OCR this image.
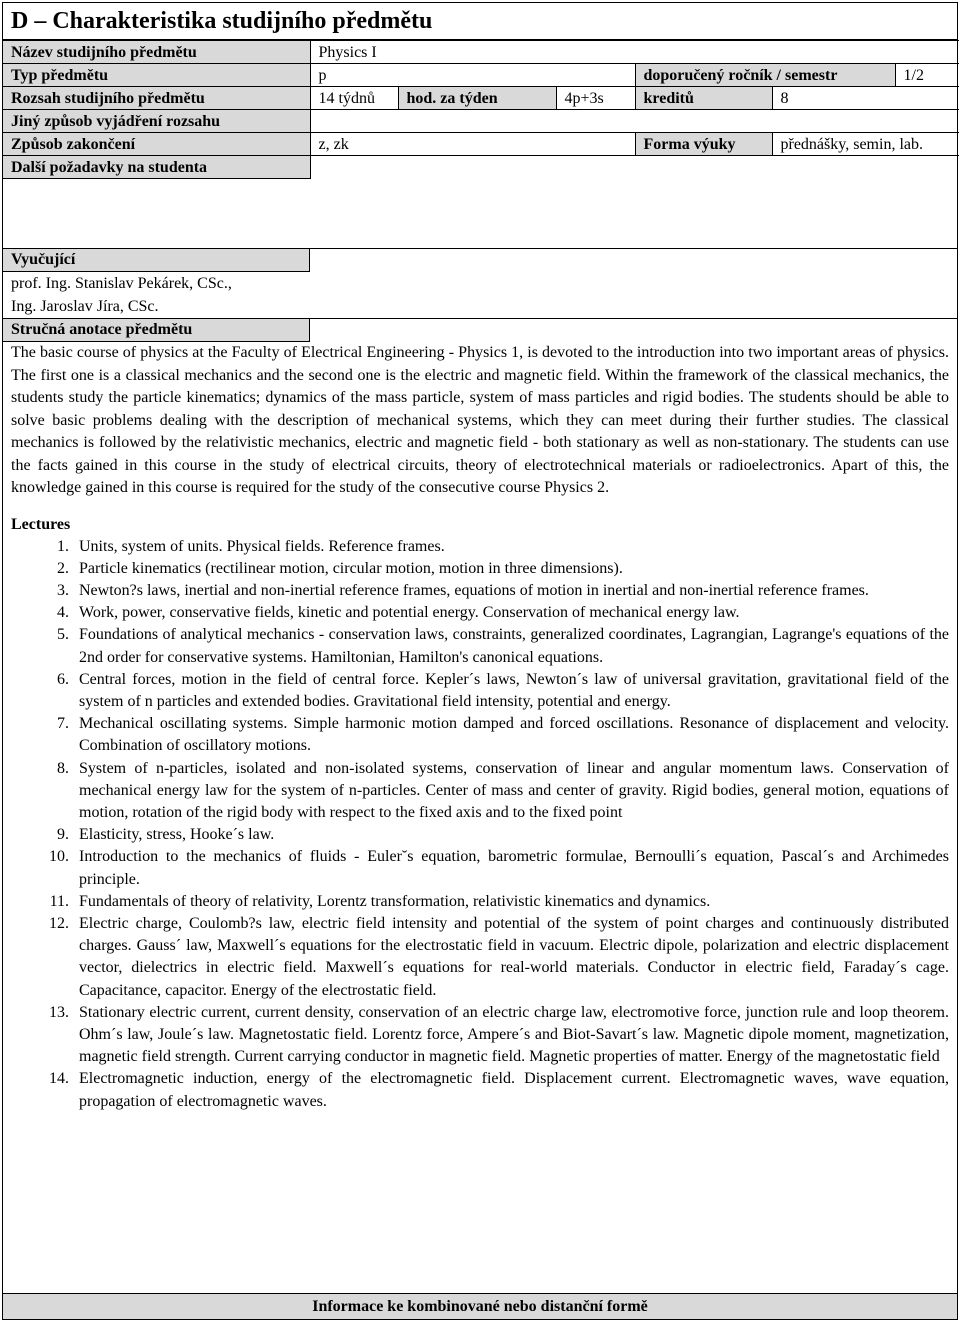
D – Charakteristika studijního předmětu
Název studijního předmětu	Physics I					
Typ předmětu	p			doporučený ročník / semestr		1/2
Rozsah studijního předmětu	14 týdnů	hod. za týden	4p+3s	kreditů	8	
Jiný způsob vyjádření rozsahu						
Způsob zakončení	z, zk			Forma výuky	přednášky, semin, lab.	
Další požadavky na studenta						
Vyučující
prof. Ing. Stanislav Pekárek, CSc.,
Ing. Jaroslav Jíra, CSc.
Stručná anotace předmětu
The basic course of physics at the Faculty of Electrical Engineering - Physics 1, is devoted to the introduction into two important areas of physics. The first one is a classical mechanics and the second one is the electric and magnetic field. Within the framework of the classical mechanics, the students study the particle kinematics; dynamics of the mass particle, system of mass particles and rigid bodies. The students should be able to solve basic problems dealing with the description of mechanical systems, which they can meet during their further studies. The classical mechanics is followed by the relativistic mechanics, electric and magnetic field - both stationary as well as non-stationary. The students can use the facts gained in this course in the study of electrical circuits, theory of electrotechnical materials or radioelectronics. Apart of this, the knowledge gained in this course is required for the study of the consecutive course Physics 2.
Lectures
1. Units, system of units. Physical fields. Reference frames.
2. Particle kinematics (rectilinear motion, circular motion, motion in three dimensions).
3. Newton?s laws, inertial and non-inertial reference frames, equations of motion in inertial and non-inertial reference frames.
4. Work, power, conservative fields, kinetic and potential energy. Conservation of mechanical energy law.
5. Foundations of analytical mechanics - conservation laws, constraints, generalized coordinates, Lagrangian, Lagrange's equations of the 2nd order for conservative systems. Hamiltonian, Hamilton's canonical equations.
6. Central forces, motion in the field of central force. Kepler´s laws, Newton´s law of universal gravitation, gravitational field of the system of n particles and extended bodies. Gravitational field intensity, potential and energy.
7. Mechanical oscillating systems. Simple harmonic motion damped and forced oscillations. Resonance of displacement and velocity. Combination of oscillatory motions.
8. System of n-particles, isolated and non-isolated systems, conservation of linear and angular momentum laws. Conservation of mechanical energy law for the system of n-particles. Center of mass and center of gravity. Rigid bodies, general motion, equations of motion, rotation of the rigid body with respect to the fixed axis and to the fixed point
9. Elasticity, stress, Hooke´s law.
10. Introduction to the mechanics of fluids - Euler˘s equation, barometric formulae, Bernoulli´s equation, Pascal´s and Archimedes principle.
11. Fundamentals of theory of relativity, Lorentz transformation, relativistic kinematics and dynamics.
12. Electric charge, Coulomb?s law, electric field intensity and potential of the system of point charges and continuously distributed charges. Gauss´ law, Maxwell´s equations for the electrostatic field in vacuum. Electric dipole, polarization and electric displacement vector, dielectrics in electric field. Maxwell´s equations for real-world materials. Conductor in electric field, Faraday´s cage. Capacitance, capacitor. Energy of the electrostatic field.
13. Stationary electric current, current density, conservation of an electric charge law, electromotive force, junction rule and loop theorem. Ohm´s law, Joule´s law. Magnetostatic field. Lorentz force, Ampere´s and Biot-Savart´s law. Magnetic dipole moment, magnetization, magnetic field strength. Current carrying conductor in magnetic field. Magnetic properties of matter. Energy of the magnetostatic field
14. Electromagnetic induction, energy of the electromagnetic field. Displacement current. Electromagnetic waves, wave equation, propagation of electromagnetic waves.
Informace ke kombinované nebo distanční formě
#####
TASK STATEMENT
Reproduce the whole listing above word for word, but not its pictures.

ANSWER TO THE PROBLEM
OCR this image.
D – Charakteristika studijního předmětu
Název studijního předmětu	Physics I					
Typ předmětu	p			doporučený ročník / semestr		1/2
Rozsah studijního předmětu	14 týdnů	hod. za týden	4p+3s	kreditů	8	
Jiný způsob vyjádření rozsahu						
Způsob zakončení	z, zk			Forma výuky	přednášky, semin, lab.	
Další požadavky na studenta						
Vyučující
prof. Ing. Stanislav Pekárek, CSc.,
Ing. Jaroslav Jíra, CSc.
Stručná anotace předmětu
The basic course of physics at the Faculty of Electrical Engineering - Physics 1, is devoted to the introduction into two important areas of physics. The first one is a classical mechanics and the second one is the electric and magnetic field. Within the framework of the classical mechanics, the students study the particle kinematics; dynamics of the mass particle, system of mass particles and rigid bodies. The students should be able to solve basic problems dealing with the description of mechanical systems, which they can meet during their further studies. The classical mechanics is followed by the relativistic mechanics, electric and magnetic field - both stationary as well as non-stationary. The students can use the facts gained in this course in the study of electrical circuits, theory of electrotechnical materials or radioelectronics. Apart of this, the knowledge gained in this course is required for the study of the consecutive course Physics 2.
Lectures
1. Units, system of units. Physical fields. Reference frames.
2. Particle kinematics (rectilinear motion, circular motion, motion in three dimensions).
3. Newton?s laws, inertial and non-inertial reference frames, equations of motion in inertial and non-inertial reference frames.
4. Work, power, conservative fields, kinetic and potential energy. Conservation of mechanical energy law.
5. Foundations of analytical mechanics - conservation laws, constraints, generalized coordinates, Lagrangian, Lagrange's equations of the 2nd order for conservative systems. Hamiltonian, Hamilton's canonical equations.
6. Central forces, motion in the field of central force. Kepler´s laws, Newton´s law of universal gravitation, gravitational field of the system of n particles and extended bodies. Gravitational field intensity, potential and energy.
7. Mechanical oscillating systems. Simple harmonic motion damped and forced oscillations. Resonance of displacement and velocity. Combination of oscillatory motions.
8. System of n-particles, isolated and non-isolated systems, conservation of linear and angular momentum laws. Conservation of mechanical energy law for the system of n-particles. Center of mass and center of gravity. Rigid bodies, general motion, equations of motion, rotation of the rigid body with respect to the fixed axis and to the fixed point
9. Elasticity, stress, Hooke´s law.
10. Introduction to the mechanics of fluids - Euler˘s equation, barometric formulae, Bernoulli´s equation, Pascal´s and Archimedes principle.
11. Fundamentals of theory of relativity, Lorentz transformation, relativistic kinematics and dynamics.
12. Electric charge, Coulomb?s law, electric field intensity and potential of the system of point charges and continuously distributed charges. Gauss´ law, Maxwell´s equations for the electrostatic field in vacuum. Electric dipole, polarization and electric displacement vector, dielectrics in electric field. Maxwell´s equations for real-world materials. Conductor in electric field, Faraday´s cage. Capacitance, capacitor. Energy of the electrostatic field.
13. Stationary electric current, current density, conservation of an electric charge law, electromotive force, junction rule and loop theorem. Ohm´s law, Joule´s law. Magnetostatic field. Lorentz force, Ampere´s and Biot-Savart´s law. Magnetic dipole moment, magnetization, magnetic field strength. Current carrying conductor in magnetic field. Magnetic properties of matter. Energy of the magnetostatic field
14. Electromagnetic induction, energy of the electromagnetic field. Displacement current. Electromagnetic waves, wave equation, propagation of electromagnetic waves.
Informace ke kombinované nebo distanční formě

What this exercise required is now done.